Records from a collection
▼▼▼
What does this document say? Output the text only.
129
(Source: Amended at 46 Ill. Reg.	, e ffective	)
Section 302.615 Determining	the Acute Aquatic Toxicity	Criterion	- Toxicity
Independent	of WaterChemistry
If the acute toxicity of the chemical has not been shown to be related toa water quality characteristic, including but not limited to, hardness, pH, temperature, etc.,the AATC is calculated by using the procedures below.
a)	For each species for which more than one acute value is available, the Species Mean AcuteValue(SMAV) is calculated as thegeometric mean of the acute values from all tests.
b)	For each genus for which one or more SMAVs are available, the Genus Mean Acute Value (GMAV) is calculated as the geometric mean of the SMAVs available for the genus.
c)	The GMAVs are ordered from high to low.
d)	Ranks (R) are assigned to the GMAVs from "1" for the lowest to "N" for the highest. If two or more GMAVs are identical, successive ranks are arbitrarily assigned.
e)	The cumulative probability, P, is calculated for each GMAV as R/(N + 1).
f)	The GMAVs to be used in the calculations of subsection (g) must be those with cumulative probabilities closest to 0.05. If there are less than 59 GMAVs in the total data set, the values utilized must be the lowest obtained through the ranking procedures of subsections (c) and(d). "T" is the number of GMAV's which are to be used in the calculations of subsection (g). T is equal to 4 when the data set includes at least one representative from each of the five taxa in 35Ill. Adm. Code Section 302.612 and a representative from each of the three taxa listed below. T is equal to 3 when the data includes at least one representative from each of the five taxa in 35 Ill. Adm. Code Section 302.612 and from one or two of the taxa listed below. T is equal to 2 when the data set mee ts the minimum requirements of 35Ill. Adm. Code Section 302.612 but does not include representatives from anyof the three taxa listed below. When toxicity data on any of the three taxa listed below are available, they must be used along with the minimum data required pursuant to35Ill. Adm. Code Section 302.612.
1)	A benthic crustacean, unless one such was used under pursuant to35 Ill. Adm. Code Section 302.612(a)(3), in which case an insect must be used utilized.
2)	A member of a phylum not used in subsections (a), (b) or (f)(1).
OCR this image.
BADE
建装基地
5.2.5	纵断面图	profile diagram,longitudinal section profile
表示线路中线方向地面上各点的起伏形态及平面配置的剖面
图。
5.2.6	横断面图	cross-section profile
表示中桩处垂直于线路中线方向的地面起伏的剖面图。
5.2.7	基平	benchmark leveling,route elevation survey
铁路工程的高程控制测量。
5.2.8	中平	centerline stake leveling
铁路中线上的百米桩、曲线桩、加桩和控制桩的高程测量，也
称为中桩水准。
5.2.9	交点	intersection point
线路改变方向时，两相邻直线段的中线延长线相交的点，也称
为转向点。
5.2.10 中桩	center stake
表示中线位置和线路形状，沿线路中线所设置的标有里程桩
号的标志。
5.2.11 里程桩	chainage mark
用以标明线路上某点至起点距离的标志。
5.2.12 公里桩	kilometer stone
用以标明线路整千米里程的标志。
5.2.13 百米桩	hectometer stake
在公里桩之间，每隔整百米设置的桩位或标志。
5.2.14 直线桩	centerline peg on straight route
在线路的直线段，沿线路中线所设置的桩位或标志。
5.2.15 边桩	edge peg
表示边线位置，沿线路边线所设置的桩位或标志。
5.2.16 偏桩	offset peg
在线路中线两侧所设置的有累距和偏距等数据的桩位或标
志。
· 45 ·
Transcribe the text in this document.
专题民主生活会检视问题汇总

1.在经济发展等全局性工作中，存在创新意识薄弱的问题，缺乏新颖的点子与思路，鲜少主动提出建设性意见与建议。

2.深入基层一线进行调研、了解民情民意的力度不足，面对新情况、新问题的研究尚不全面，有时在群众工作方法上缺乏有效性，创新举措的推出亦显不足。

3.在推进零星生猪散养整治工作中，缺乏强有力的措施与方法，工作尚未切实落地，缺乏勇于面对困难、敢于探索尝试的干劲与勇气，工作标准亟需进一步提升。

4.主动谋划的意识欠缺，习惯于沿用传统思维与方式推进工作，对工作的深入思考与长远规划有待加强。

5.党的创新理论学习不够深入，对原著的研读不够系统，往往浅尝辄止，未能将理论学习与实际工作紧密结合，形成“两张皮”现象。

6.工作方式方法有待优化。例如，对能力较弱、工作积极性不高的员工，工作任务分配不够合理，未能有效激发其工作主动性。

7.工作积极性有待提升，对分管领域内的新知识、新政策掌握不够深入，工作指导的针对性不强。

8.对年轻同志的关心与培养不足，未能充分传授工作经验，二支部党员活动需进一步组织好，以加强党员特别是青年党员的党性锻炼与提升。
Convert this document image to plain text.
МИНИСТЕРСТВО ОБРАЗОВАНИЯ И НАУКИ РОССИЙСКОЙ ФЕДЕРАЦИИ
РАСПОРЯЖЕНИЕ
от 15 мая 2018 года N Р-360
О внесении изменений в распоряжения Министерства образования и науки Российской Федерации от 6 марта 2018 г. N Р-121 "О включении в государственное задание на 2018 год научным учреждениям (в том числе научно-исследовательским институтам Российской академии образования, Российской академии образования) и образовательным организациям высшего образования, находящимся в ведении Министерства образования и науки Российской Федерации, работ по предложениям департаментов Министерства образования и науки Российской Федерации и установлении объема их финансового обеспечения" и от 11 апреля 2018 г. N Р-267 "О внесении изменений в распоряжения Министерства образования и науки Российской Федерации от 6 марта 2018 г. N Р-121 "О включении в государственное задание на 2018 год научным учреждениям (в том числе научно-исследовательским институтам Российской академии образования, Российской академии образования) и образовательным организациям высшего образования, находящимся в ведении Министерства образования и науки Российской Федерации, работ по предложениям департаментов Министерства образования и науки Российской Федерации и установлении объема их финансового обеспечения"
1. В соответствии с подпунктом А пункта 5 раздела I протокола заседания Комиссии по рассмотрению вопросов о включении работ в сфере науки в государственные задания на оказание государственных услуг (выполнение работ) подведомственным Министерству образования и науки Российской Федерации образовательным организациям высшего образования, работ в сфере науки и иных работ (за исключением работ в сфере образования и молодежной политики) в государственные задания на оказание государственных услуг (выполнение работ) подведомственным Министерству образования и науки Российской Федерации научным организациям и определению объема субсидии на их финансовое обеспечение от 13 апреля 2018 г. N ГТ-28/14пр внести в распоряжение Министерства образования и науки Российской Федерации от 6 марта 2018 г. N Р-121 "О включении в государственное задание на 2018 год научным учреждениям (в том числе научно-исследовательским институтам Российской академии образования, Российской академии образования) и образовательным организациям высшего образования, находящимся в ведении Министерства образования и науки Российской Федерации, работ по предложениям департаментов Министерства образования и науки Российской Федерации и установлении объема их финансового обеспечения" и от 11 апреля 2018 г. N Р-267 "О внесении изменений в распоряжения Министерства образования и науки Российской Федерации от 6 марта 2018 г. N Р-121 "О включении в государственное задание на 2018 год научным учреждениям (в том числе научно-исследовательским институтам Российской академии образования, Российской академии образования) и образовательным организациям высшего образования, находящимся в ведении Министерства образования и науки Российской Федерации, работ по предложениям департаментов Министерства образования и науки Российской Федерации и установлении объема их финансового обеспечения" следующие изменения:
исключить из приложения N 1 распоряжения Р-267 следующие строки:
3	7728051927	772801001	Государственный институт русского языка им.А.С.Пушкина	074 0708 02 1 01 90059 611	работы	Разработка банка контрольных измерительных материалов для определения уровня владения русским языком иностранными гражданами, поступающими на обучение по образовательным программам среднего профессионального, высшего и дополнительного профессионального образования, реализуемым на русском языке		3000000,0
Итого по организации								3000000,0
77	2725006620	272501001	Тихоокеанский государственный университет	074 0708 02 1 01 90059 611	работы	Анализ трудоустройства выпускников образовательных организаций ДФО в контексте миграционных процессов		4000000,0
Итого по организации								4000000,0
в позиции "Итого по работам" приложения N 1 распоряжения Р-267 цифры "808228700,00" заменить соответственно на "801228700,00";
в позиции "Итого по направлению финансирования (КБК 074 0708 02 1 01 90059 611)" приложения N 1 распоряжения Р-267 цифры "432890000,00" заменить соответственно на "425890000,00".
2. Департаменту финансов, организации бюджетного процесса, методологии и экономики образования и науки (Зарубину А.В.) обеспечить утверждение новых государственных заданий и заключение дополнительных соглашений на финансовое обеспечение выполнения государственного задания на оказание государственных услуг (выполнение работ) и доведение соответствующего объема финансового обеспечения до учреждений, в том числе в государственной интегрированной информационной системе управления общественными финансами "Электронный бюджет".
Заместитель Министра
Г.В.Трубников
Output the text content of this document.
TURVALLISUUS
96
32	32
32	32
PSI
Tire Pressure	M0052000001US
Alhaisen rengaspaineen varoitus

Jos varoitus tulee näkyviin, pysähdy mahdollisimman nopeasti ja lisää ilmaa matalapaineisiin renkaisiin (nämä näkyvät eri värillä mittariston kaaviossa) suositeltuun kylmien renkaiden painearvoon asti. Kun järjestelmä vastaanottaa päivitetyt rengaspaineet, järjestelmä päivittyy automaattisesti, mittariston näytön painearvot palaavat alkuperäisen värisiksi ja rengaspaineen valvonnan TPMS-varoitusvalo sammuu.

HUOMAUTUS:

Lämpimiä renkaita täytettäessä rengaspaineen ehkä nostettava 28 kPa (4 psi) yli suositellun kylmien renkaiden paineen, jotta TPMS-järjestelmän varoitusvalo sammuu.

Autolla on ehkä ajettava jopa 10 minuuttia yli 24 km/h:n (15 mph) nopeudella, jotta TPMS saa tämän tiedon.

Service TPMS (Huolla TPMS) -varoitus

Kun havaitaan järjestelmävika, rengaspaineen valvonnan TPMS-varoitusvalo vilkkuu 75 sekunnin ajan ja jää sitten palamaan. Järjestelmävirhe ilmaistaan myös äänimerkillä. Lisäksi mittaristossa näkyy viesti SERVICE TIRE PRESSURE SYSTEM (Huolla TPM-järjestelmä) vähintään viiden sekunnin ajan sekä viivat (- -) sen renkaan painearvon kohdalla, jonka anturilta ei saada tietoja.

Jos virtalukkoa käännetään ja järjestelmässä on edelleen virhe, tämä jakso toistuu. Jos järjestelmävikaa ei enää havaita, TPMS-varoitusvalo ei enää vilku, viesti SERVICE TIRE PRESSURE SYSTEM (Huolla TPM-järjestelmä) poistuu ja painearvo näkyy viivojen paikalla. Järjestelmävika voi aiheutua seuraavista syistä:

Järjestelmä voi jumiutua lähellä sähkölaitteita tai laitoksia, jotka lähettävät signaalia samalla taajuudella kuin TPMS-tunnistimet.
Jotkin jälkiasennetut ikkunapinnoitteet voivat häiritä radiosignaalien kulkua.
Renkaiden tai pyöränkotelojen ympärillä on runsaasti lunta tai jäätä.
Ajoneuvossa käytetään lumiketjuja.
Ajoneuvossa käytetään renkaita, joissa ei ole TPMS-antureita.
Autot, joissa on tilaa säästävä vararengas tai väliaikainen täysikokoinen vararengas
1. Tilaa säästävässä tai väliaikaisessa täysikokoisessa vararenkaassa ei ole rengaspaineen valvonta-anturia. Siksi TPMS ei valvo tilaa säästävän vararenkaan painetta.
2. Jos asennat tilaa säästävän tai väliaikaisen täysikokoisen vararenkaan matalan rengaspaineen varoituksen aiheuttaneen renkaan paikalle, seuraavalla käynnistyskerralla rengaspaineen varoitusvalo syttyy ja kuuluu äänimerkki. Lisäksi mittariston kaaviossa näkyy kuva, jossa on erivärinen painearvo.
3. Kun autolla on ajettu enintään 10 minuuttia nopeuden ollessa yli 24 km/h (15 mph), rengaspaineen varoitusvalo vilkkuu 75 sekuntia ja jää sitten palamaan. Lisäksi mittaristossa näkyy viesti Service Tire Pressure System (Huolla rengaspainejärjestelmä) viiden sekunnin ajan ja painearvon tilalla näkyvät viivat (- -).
▲▲▲
Determine how many lines in the listing above hold the word "mittariston", answering with the number only.

2